DOCUMENT EXCERPT =>
——

Sepia Saturday 393: Tenth in a series on piecing together the origins of my maternal grandmother Elizabeth (Stoutner) Laurence’s fashion sense.

Perfectly dressed for a picture or a picnic (1962). My fashionable maternal grandmother Elizabeth (Stoutner) Laurence — in a crisp tailored dress, pumps, patterned apron and jewelry –adjusts her camera at an outdoor family picnic. Scan by Molly Charboneau

I am proud to descend from a long line of remarkable women. Among them was my maternal grandmother Liz (Stoutner) Laurence — who at age 57 decided to take up photography.

Until I was six years old, my family — Mom, Dad, two younger brothers and me — lived with my maternal grandparents in a large farmhouse called Whispering Chimneys in Altamont, Albany Co., New York.

When we first moved there, my grandmother Liz operated an antique shop down near Route 20, the busy highway that ran past our 10-acre farm. She also helped my mother out with us children.

A new midlife journey

But in the mid-1950s we relocated to the suburbs of Binghamton, N.Y., after my dad got a job transfer. Around the same time, my mom’s only sibling Aunt Rita made a similar career move to San Diego, Calif.

With her children getting on with their lives, Liz may have been at loose ends in the big farmhouse. She learned, and later taught, Early American Tole Painting in her studio at the farm — and created pieces for sale as gifts for weddings and other occasions.

——

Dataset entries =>
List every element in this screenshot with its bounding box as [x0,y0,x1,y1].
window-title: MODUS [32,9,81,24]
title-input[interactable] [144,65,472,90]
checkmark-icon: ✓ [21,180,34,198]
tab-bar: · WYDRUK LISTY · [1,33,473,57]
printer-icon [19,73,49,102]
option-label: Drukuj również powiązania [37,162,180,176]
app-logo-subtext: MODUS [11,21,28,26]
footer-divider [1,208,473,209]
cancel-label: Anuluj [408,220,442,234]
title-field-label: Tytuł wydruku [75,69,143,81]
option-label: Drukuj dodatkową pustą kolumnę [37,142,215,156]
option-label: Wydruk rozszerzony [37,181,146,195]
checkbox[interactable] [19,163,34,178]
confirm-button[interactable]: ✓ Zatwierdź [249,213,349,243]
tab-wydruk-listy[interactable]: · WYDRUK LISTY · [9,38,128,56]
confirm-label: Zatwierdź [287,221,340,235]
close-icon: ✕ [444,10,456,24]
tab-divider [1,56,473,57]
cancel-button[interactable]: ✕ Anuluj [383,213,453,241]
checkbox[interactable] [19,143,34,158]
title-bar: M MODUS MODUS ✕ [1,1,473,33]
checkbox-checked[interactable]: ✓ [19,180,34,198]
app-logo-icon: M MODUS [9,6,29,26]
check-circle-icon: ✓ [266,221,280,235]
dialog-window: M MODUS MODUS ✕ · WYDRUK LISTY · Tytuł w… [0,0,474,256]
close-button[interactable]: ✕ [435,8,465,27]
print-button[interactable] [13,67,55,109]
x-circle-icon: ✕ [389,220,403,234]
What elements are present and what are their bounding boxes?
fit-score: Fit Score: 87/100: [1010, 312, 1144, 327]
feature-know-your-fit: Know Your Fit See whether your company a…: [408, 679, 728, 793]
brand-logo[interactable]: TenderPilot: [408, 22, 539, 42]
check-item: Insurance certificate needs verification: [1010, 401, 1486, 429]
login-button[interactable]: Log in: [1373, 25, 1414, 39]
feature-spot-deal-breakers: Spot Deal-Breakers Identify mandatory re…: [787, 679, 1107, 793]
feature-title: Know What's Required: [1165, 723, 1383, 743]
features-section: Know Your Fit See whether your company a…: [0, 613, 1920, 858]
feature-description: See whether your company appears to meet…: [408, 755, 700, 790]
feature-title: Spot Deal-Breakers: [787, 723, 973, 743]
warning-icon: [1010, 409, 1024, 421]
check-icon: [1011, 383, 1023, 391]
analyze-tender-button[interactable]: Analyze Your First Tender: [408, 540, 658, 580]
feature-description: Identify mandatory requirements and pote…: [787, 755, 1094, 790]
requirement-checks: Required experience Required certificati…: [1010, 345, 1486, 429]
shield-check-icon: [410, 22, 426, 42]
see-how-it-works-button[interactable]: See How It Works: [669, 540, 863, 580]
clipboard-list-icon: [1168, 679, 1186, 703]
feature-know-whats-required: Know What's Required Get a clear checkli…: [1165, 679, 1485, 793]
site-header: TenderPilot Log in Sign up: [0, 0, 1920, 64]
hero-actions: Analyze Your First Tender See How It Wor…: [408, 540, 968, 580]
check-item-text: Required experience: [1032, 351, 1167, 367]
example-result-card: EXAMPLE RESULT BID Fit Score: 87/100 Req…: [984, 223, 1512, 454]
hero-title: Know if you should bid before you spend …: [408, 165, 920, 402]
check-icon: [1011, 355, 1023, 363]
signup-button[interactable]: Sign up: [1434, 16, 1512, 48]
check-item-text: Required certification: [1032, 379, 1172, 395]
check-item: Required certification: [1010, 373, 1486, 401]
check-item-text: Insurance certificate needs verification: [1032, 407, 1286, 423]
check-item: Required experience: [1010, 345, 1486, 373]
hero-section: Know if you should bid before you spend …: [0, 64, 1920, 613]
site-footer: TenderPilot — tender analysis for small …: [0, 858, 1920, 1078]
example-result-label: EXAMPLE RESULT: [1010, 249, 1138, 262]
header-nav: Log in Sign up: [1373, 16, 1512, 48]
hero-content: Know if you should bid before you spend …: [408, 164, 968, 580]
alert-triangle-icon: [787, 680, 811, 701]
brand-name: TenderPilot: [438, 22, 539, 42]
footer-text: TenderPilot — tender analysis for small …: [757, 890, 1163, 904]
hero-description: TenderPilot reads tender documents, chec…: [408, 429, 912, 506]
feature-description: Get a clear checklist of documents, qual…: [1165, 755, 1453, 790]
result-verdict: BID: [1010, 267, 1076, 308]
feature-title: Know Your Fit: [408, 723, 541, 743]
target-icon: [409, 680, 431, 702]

——

WORK TO COMPLETE =>
A. Translate this sentence from the Sepia Saturday post into Spanish: "She also helped my mother out with us children."
B. Retype the part of the Sepia Saturday post that opens with the words containing "I am proud to" and closes with "with us children.".
C. In one to three sentences, explain why the family relocated to the suburbs of Binghamton in the mid-1950s, according to the Sepia Saturday post.
These entries are separate material and are not part of the Sepia Saturday post.

THE REPLIES =>
A. También ayudaba a mi madre con nosotros, los niños.

B.
I am proud to descend from a long line of remarkable women. Among them was my maternal grandmother Liz (Stoutner) Laurence — who at age 57 decided to take up photography.

Until I was six years old, my family — Mom, Dad, two younger brothers and me — lived with my maternal grandparents in a large farmhouse called Whispering Chimneys in Altamont, Albany Co., New York.

When we first moved there, my grandmother Liz operated an antique shop down near Route 20, the busy highway that ran past our 10-acre farm. She also helped my mother out with us children.

C. The family relocated to the suburbs of Binghamton, N.Y., after the writer's dad got a job transfer.